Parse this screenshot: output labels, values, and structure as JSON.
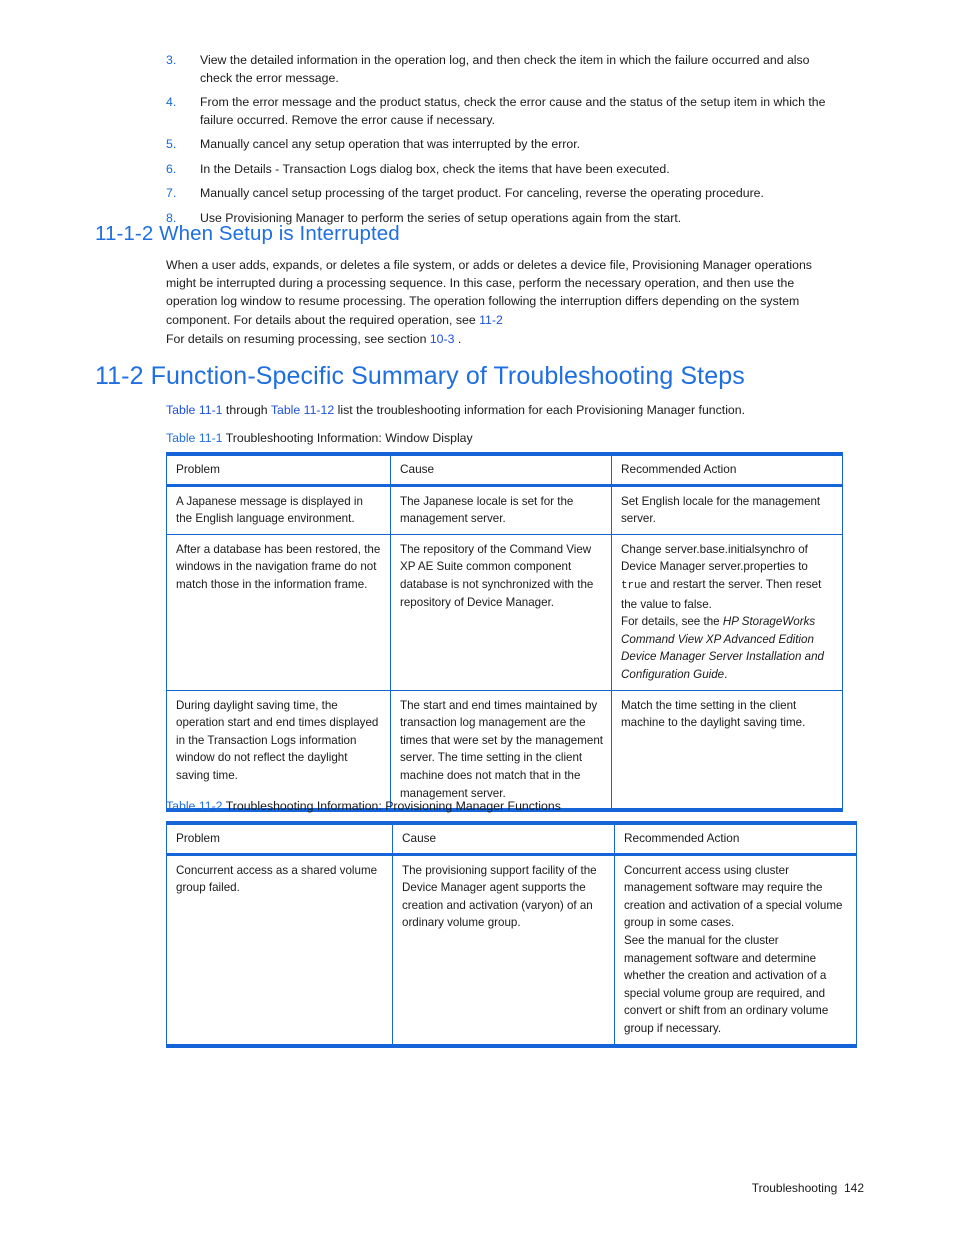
{
  "steps": [
    {
      "num": "3.",
      "text": "View the detailed information in the operation log, and then check the item in which the failure occurred and also check the error message."
    },
    {
      "num": "4.",
      "text": "From the error message and the product status, check the error cause and the status of the setup item in which the failure occurred. Remove the error cause if necessary."
    },
    {
      "num": "5.",
      "text": "Manually cancel any setup operation that was interrupted by the error."
    },
    {
      "num": "6.",
      "text": "In the Details - Transaction Logs dialog box, check the items that have been executed."
    },
    {
      "num": "7.",
      "text": "Manually cancel setup processing of the target product. For canceling, reverse the operating procedure."
    },
    {
      "num": "8.",
      "text": "Use Provisioning Manager to perform the series of setup operations again from the start."
    }
  ],
  "section_11_1_2": {
    "heading": "11-1-2 When Setup is Interrupted",
    "para1_before": "When a user adds, expands, or deletes a file system, or adds or deletes a device file, Provisioning Manager operations might be interrupted during a processing sequence. In this case, perform the necessary operation, and then use the operation log window to resume processing. The operation following the interruption differs depending on the system component. For details about the required operation, see ",
    "para1_link": "11-2",
    "para2_before": "For details on resuming processing, see section ",
    "para2_link": "10-3",
    "para2_after": " ."
  },
  "section_11_2": {
    "heading": "11-2 Function-Specific Summary of Troubleshooting Steps",
    "intro_link1": "Table 11-1",
    "intro_mid": " through ",
    "intro_link2": "Table 11-12",
    "intro_after": " list the troubleshooting information for each Provisioning Manager function."
  },
  "table1": {
    "caption_label": "Table 11-1",
    "caption_text": " Troubleshooting Information: Window Display",
    "columns": [
      "Problem",
      "Cause",
      "Recommended Action"
    ],
    "rows": [
      {
        "problem": "A Japanese message is displayed in the English language environment.",
        "cause": "The Japanese locale is set for the management server.",
        "action_p1_a": "Set English locale for the management server."
      },
      {
        "problem": "After a database has been restored, the windows in the navigation frame do not match those in the information frame.",
        "cause": "The repository of the Command View XP AE Suite common component database is not synchronized with the repository of Device Manager.",
        "action_p1_a": "Change server.base.initialsynchro of Device Manager server.properties to ",
        "action_p1_mono": "true",
        "action_p1_b": " and restart the server. Then reset the value to false.",
        "action_p2_a": "For details, see the ",
        "action_p2_italic": "HP StorageWorks Command View XP Advanced Edition Device Manager Server Installation and Configuration Guide",
        "action_p2_b": "."
      },
      {
        "problem": "During daylight saving time, the operation start and end times displayed in the Transaction Logs information window do not reflect the daylight saving time.",
        "cause": "The start and end times maintained by transaction log management are the times that were set by the management server. The time setting in the client machine does not match that in the management server.",
        "action_p1_a": "Match the time setting in the client machine to the daylight saving time."
      }
    ]
  },
  "table2": {
    "caption_label": "Table 11-2",
    "caption_text": " Troubleshooting Information: Provisioning Manager Functions",
    "columns": [
      "Problem",
      "Cause",
      "Recommended Action"
    ],
    "rows": [
      {
        "problem": "Concurrent access as a shared volume group failed.",
        "cause": "The provisioning support facility of the Device Manager agent supports the creation and activation (varyon) of an ordinary volume group.",
        "action_p1_a": "Concurrent access using cluster management software may require the creation and activation of a special volume group in some cases.",
        "action_p2_a": "See the manual for the cluster management software and determine whether the creation and activation of a special volume group are required, and convert or shift from an ordinary volume group if necessary."
      }
    ]
  },
  "footer": {
    "text": "Troubleshooting  142"
  }
}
··········
**WORK TO DO:**
Quote every line word for word and keep the images out of the copy.

**RESPONSE BELOW:**
Parse this screenshot: output labels, values, and structure as JSON.
{
  "steps": [
    {
      "num": "3.",
      "text": "View the detailed information in the operation log, and then check the item in which the failure occurred and also check the error message."
    },
    {
      "num": "4.",
      "text": "From the error message and the product status, check the error cause and the status of the setup item in which the failure occurred. Remove the error cause if necessary."
    },
    {
      "num": "5.",
      "text": "Manually cancel any setup operation that was interrupted by the error."
    },
    {
      "num": "6.",
      "text": "In the Details - Transaction Logs dialog box, check the items that have been executed."
    },
    {
      "num": "7.",
      "text": "Manually cancel setup processing of the target product. For canceling, reverse the operating procedure."
    },
    {
      "num": "8.",
      "text": "Use Provisioning Manager to perform the series of setup operations again from the start."
    }
  ],
  "section_11_1_2": {
    "heading": "11-1-2 When Setup is Interrupted",
    "para1_before": "When a user adds, expands, or deletes a file system, or adds or deletes a device file, Provisioning Manager operations might be interrupted during a processing sequence. In this case, perform the necessary operation, and then use the operation log window to resume processing. The operation following the interruption differs depending on the system component. For details about the required operation, see ",
    "para1_link": "11-2",
    "para2_before": "For details on resuming processing, see section ",
    "para2_link": "10-3",
    "para2_after": " ."
  },
  "section_11_2": {
    "heading": "11-2 Function-Specific Summary of Troubleshooting Steps",
    "intro_link1": "Table 11-1",
    "intro_mid": " through ",
    "intro_link2": "Table 11-12",
    "intro_after": " list the troubleshooting information for each Provisioning Manager function."
  },
  "table1": {
    "caption_label": "Table 11-1",
    "caption_text": " Troubleshooting Information: Window Display",
    "columns": [
      "Problem",
      "Cause",
      "Recommended Action"
    ],
    "rows": [
      {
        "problem": "A Japanese message is displayed in the English language environment.",
        "cause": "The Japanese locale is set for the management server.",
        "action_p1_a": "Set English locale for the management server."
      },
      {
        "problem": "After a database has been restored, the windows in the navigation frame do not match those in the information frame.",
        "cause": "The repository of the Command View XP AE Suite common component database is not synchronized with the repository of Device Manager.",
        "action_p1_a": "Change server.base.initialsynchro of Device Manager server.properties to ",
        "action_p1_mono": "true",
        "action_p1_b": " and restart the server. Then reset the value to false.",
        "action_p2_a": "For details, see the ",
        "action_p2_italic": "HP StorageWorks Command View XP Advanced Edition Device Manager Server Installation and Configuration Guide",
        "action_p2_b": "."
      },
      {
        "problem": "During daylight saving time, the operation start and end times displayed in the Transaction Logs information window do not reflect the daylight saving time.",
        "cause": "The start and end times maintained by transaction log management are the times that were set by the management server. The time setting in the client machine does not match that in the management server.",
        "action_p1_a": "Match the time setting in the client machine to the daylight saving time."
      }
    ]
  },
  "table2": {
    "caption_label": "Table 11-2",
    "caption_text": " Troubleshooting Information: Provisioning Manager Functions",
    "columns": [
      "Problem",
      "Cause",
      "Recommended Action"
    ],
    "rows": [
      {
        "problem": "Concurrent access as a shared volume group failed.",
        "cause": "The provisioning support facility of the Device Manager agent supports the creation and activation (varyon) of an ordinary volume group.",
        "action_p1_a": "Concurrent access using cluster management software may require the creation and activation of a special volume group in some cases.",
        "action_p2_a": "See the manual for the cluster management software and determine whether the creation and activation of a special volume group are required, and convert or shift from an ordinary volume group if necessary."
      }
    ]
  },
  "footer": {
    "text": "Troubleshooting  142"
  }
}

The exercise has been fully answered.